#### Te lezen fragment:
◆ ◆ ◆
Bedrijfsstatus van de parkeerfunctie

De functie wordt onderbroken als:

Het voertuig zal automatisch stoppen als de Parkeerfunctie wordt onderbroken. Als de oorzaak van de pauzering verdwijnt, werkt de functie mogelijk opnieuw.

  • Slim parkeren

    • Er bevindt zich een voetganger, een dier of een object in de richting waarin het voertuig beweegt

    • Het portier of de achterklep is open

    • De veiligheidsgordel van de bestuurder zit niet vast

    • Wanneer assistentie voor het vermijden van aanrijdingen bij parkeren, assistentie voor het vermijden van aanrijdingen dode hoek of assistentie botsing vermijden kruisend verkeer achteraan in werking is

    • De toets Parking/View (Parkeren/Zicht) ( ) wordt niet ingedrukt gehouden

    • Het voertuig wordt stilgezet door het rempedaal in te drukken

  • Slimme parkeerhulp op afstand

    • Er bevindt zich een voetganger, een dier of een object in de richting waarin het voertuig beweegt

    • Het portier of de achterklep is open

    • De knop Forward - vooruit ( ) of Reverse - achteruit ( ) wordt niet voortdurend ingedrukt

    • Er worden meerdere toetsen tegelijk ingedrukt op de smart key

    • De smart key wordt niet op een afstand van minder dan 4 m (13 ft.) van het voertuig bediend

    • De knop van een andere smart key wordt ingedrukt, terwijl de smart key bediend wordt

    • Wanneer assistentie voor het vermijden van aanrijdingen bij parkeren, assistentie voor het vermijden van aanrijdingen dode hoek of assistentie botsing vermijden kruisend verkeer achteraan in werking is

De functie annuleert onder volgende omstandigheden wanneer:

  • Slim parkeren

    Als de slimme parkeerhulp is geannuleerd, stopt het voertuig automatisch, schakelt het naar P (Parkeren) en wordt de elektronische handrem actief.
◆ ◆ ◆
#### Geëxtraheerde gegevens:
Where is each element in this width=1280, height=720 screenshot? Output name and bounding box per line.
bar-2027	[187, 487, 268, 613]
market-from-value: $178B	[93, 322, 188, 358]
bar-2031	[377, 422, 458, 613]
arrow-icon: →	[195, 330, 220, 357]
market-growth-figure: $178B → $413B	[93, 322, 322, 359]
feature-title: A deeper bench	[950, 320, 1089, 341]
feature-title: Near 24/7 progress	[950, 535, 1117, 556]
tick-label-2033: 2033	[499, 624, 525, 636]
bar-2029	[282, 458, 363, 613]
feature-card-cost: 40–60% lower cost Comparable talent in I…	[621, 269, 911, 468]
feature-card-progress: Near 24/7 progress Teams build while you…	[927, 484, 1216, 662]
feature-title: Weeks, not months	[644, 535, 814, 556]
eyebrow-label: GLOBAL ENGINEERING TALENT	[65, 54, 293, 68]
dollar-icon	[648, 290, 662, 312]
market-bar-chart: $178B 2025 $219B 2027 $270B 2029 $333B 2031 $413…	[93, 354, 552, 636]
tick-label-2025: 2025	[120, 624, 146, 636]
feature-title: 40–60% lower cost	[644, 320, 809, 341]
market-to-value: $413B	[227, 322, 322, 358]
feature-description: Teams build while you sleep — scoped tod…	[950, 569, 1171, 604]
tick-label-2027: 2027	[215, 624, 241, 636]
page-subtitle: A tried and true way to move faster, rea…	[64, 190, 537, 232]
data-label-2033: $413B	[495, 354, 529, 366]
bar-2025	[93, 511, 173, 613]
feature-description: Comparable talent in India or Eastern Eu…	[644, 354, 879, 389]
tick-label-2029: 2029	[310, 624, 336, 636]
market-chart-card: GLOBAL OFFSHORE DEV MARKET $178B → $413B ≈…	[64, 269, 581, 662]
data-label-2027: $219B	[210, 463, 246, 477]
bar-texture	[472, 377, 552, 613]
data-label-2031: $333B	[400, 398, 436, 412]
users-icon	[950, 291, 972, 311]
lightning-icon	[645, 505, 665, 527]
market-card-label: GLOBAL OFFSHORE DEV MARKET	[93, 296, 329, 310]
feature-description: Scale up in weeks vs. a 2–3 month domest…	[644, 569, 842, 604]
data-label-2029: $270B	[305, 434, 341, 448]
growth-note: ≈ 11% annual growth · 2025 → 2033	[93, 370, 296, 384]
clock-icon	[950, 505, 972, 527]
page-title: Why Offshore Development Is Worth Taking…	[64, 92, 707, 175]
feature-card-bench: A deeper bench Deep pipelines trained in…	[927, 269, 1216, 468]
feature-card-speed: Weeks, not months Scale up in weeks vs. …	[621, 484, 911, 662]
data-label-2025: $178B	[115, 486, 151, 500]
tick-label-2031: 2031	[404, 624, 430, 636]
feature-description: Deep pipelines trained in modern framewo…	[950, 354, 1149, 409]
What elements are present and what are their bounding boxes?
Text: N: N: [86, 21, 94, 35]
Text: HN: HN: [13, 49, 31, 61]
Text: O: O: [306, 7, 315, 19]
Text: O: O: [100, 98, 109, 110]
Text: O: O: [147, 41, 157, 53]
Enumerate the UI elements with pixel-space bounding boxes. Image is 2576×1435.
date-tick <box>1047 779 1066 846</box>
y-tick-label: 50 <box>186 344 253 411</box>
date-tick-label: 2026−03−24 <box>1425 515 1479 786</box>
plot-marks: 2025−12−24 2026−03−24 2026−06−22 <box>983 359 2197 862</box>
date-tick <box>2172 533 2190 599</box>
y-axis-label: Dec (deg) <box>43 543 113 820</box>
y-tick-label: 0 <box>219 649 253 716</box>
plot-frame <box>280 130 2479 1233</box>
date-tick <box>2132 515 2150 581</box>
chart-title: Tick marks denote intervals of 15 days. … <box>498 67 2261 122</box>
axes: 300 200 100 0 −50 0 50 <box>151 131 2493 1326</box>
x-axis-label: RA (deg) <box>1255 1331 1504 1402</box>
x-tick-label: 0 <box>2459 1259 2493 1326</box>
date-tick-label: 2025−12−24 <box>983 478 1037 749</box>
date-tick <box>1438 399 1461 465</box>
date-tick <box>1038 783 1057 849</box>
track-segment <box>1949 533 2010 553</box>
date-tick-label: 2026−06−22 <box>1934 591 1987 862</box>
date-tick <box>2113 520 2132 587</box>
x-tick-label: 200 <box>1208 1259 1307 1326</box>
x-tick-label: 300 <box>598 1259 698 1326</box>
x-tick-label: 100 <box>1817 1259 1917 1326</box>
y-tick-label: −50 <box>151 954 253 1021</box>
◆ ◆ ◆
#### Opdracht 1:
Beantwoord met behulp van het fragment over de parkeerfunctie deze vragen:
(a) Wat doet het voertuig als de Parkeerfunctie wordt onderbroken?
(b) Op welke afstand van het voertuig moet de smart key bij Slimme parkeerhulp op afstand bediend worden?
(c) Naar welke stand schakelt het voertuig als de slimme parkeerhulp is geannuleerd?
#### Opdracht 2:
Geef uit het fragment over de parkeerfunctie alles terug van "Als de slimme" tot en met "elektronische handrem actief.".
#### Opdracht 3:
Vertaal deze zin uit het fragment over de parkeerfunctie in het Engels: "Als de oorzaak van de pauzering verdwijnt, werkt de functie mogelijk opnieuw."
Het materiaal komt uit een andere bron dan het fragment.

#### Antwoord 1:
(a) Het voertuig stopt automatisch.
(b) Op minder dan 4 m (13 ft.) van het voertuig.
(c) Naar P (Parkeren).

#### Antwoord 2:
Als de slimme parkeerhulp is geannuleerd, stopt het voertuig automatisch, schakelt het naar P (Parkeren) en wordt de elektronische handrem actief.

#### Antwoord 3:
If the cause of the pause disappears, the function may work again.